Excerpts from a figure dataset
##############################
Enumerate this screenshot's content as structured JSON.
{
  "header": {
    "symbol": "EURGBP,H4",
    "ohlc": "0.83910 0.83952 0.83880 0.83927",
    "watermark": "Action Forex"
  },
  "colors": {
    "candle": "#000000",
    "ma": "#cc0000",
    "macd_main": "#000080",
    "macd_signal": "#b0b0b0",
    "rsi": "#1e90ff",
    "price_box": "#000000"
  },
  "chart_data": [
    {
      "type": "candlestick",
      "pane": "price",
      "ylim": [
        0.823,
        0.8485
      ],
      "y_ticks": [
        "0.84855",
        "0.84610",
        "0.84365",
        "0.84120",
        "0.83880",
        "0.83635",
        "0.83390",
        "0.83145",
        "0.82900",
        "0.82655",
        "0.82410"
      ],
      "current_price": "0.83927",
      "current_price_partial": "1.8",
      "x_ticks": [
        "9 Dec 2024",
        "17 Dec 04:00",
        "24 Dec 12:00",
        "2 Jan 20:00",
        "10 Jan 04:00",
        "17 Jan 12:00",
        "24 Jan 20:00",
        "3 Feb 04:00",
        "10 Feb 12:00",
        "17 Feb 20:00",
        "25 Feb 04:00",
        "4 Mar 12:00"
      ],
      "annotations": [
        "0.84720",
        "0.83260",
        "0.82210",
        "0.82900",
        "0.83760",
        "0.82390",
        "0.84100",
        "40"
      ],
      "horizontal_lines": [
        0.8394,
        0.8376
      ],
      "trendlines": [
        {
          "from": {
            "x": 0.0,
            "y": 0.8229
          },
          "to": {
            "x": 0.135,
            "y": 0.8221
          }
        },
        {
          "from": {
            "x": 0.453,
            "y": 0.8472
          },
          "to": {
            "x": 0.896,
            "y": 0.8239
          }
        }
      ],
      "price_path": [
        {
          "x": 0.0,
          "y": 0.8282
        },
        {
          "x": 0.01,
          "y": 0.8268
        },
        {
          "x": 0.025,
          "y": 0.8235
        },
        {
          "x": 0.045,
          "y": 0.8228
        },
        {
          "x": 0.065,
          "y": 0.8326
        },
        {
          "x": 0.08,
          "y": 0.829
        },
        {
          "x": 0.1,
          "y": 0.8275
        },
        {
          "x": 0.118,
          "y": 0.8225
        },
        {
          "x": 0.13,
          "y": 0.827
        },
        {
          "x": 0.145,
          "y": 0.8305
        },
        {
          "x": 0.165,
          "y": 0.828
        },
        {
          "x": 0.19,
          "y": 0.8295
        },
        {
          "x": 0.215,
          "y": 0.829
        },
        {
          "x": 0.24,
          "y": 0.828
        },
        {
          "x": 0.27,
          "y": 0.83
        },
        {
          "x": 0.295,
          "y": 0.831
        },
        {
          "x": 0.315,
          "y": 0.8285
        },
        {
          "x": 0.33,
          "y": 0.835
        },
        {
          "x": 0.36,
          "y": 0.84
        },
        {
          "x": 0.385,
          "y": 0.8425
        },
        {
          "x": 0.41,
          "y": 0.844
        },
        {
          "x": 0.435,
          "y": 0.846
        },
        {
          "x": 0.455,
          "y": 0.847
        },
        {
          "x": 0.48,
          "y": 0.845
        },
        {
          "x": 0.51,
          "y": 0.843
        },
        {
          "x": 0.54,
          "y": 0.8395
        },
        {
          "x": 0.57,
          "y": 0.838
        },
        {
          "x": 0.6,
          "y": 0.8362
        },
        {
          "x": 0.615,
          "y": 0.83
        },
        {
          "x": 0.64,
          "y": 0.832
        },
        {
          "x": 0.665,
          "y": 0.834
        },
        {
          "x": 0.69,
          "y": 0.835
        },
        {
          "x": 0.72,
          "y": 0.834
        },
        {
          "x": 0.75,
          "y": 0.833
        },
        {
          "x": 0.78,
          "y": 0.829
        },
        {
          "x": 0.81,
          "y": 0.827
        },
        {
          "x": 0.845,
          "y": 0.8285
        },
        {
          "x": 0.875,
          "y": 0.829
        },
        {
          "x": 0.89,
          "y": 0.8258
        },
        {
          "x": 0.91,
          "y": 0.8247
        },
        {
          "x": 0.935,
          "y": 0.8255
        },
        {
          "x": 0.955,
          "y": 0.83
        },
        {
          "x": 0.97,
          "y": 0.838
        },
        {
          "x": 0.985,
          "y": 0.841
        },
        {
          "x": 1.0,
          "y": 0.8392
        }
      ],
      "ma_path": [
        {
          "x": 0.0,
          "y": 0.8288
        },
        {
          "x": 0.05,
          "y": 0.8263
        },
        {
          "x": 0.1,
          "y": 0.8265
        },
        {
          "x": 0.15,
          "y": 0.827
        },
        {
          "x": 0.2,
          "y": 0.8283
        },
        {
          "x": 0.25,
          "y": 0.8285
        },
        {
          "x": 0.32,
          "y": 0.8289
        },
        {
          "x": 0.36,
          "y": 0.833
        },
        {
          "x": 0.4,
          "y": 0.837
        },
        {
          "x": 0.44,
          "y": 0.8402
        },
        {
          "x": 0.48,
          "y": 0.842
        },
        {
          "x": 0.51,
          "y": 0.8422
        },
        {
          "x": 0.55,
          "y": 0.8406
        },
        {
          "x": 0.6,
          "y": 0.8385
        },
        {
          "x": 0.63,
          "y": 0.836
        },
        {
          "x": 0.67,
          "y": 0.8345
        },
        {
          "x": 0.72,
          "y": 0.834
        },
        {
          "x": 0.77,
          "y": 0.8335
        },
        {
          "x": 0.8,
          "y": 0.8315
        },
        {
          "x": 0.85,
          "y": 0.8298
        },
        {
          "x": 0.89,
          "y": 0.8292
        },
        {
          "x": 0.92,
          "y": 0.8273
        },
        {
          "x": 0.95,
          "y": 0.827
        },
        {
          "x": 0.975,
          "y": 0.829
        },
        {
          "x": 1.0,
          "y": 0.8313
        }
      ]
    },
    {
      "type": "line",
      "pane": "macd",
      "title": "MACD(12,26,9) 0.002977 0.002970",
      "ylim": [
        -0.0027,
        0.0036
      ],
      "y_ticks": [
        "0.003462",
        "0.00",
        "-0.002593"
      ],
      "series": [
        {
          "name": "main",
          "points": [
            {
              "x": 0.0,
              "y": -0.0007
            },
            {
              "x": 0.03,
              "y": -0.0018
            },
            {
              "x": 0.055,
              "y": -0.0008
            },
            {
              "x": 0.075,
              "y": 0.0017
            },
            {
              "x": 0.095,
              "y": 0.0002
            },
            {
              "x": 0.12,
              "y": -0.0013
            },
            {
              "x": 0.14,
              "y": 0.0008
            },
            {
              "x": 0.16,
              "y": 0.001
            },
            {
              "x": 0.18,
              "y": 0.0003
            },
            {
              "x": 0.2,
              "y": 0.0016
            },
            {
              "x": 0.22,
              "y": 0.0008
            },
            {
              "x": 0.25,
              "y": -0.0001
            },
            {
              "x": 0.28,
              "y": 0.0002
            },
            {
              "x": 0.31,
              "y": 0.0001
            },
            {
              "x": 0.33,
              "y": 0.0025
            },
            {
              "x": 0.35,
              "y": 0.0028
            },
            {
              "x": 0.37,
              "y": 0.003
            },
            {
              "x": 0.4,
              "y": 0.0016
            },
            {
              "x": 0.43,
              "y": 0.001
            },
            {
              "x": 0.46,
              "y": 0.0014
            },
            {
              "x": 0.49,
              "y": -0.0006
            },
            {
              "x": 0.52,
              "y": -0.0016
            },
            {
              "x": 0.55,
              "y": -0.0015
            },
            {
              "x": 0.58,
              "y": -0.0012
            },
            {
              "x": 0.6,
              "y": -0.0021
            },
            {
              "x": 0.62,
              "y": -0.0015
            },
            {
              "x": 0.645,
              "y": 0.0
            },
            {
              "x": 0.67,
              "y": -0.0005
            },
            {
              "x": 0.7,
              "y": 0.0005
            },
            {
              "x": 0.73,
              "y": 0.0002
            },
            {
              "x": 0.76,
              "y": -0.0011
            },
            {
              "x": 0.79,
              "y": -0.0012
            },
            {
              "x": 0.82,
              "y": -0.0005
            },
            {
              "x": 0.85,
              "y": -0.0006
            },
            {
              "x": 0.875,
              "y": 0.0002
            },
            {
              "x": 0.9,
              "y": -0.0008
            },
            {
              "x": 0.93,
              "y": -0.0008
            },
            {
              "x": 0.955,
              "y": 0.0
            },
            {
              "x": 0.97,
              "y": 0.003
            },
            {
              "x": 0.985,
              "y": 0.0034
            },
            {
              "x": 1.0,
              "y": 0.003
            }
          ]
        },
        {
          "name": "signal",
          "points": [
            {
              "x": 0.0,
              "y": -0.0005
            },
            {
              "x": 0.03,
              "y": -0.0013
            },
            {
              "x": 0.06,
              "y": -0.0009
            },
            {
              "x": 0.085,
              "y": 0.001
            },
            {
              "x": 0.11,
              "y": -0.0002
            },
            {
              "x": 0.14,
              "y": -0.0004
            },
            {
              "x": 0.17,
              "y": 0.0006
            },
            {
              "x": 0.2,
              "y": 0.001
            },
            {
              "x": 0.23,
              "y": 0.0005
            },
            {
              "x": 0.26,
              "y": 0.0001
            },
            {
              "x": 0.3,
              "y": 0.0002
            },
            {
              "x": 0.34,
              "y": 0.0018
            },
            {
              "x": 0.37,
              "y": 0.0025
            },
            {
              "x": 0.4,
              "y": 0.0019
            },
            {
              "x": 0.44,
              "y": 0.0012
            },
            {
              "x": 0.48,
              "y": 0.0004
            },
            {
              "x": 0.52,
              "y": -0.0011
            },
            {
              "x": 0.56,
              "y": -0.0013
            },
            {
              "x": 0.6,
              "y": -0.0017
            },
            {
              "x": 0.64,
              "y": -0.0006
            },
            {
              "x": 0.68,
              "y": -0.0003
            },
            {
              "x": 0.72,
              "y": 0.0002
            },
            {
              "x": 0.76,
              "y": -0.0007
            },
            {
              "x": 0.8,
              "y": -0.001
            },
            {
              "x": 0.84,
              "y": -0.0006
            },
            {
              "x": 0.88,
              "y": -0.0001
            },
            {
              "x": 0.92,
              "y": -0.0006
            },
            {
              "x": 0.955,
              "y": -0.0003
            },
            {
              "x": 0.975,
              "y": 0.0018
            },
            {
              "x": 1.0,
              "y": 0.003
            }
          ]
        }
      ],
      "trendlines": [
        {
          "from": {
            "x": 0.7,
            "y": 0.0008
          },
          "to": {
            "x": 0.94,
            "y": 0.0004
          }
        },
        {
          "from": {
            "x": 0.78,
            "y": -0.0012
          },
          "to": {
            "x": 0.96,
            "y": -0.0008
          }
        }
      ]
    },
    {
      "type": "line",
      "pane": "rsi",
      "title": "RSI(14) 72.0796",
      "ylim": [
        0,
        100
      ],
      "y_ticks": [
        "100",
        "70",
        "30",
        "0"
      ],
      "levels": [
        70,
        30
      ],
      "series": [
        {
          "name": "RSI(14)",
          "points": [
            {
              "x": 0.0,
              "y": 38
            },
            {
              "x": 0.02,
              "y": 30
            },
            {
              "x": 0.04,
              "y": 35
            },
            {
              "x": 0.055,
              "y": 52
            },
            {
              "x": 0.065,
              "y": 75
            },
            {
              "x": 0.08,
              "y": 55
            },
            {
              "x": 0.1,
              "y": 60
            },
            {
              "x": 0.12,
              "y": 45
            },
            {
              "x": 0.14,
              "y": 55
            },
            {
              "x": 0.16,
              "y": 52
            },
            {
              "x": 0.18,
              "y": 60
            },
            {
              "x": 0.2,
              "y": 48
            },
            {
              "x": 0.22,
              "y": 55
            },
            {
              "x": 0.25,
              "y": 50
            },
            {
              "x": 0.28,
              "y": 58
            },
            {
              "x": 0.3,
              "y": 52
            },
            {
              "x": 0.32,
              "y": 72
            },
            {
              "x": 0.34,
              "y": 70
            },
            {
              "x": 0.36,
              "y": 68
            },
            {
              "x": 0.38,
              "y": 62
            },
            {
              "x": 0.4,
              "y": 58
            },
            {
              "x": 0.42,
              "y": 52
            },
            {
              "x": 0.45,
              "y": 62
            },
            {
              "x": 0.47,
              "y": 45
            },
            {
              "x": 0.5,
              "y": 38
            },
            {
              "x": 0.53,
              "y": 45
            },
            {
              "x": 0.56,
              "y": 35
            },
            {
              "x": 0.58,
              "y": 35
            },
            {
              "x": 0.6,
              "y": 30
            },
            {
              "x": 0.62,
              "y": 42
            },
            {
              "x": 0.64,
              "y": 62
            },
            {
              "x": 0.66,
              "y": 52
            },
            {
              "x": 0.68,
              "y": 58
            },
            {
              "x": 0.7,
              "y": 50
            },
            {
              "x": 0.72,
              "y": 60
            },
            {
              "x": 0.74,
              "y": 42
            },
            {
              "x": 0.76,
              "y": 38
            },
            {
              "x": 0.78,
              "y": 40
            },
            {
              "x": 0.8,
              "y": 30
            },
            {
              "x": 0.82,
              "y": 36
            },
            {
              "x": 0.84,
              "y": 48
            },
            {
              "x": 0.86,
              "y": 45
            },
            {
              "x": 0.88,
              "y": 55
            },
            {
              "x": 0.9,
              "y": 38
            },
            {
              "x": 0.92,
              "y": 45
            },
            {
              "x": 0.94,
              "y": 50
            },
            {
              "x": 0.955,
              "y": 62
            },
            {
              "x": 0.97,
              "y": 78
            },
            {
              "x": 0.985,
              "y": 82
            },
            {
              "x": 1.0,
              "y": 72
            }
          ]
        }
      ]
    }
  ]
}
##############################
-- TASK BRIEF --
In the records above, find each line with the word "title" and copy it.

-- PROBLEM SOLUTION --
      "title": "MACD(12,26,9) 0.002977 0.002970",
      "title": "RSI(14) 72.0796",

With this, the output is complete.